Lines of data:

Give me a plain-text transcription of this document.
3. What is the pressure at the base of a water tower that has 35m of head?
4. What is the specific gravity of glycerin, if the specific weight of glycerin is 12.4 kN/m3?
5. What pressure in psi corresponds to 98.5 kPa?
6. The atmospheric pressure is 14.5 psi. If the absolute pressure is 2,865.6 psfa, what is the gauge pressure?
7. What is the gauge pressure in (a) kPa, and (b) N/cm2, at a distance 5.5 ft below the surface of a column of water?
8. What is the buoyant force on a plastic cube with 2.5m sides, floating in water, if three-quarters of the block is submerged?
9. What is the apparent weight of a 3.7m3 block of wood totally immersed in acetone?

TASK PROMPT
Write out every line of the material again, exactly as it reads.

FINISHED EXERCISE
Give me a plain-text transcription of this document.
3. What is the pressure at the base of a water tower that has 35m of head?
4. What is the specific gravity of glycerin, if the specific weight of glycerin is 12.4 kN/m3?
5. What pressure in psi corresponds to 98.5 kPa?
6. The atmospheric pressure is 14.5 psi. If the absolute pressure is 2,865.6 psfa, what is the gauge pressure?
7. What is the gauge pressure in (a) kPa, and (b) N/cm2, at a distance 5.5 ft below the surface of a column of water?
8. What is the buoyant force on a plastic cube with 2.5m sides, floating in water, if three-quarters of the block is submerged?
9. What is the apparent weight of a 3.7m3 block of wood totally immersed in acetone?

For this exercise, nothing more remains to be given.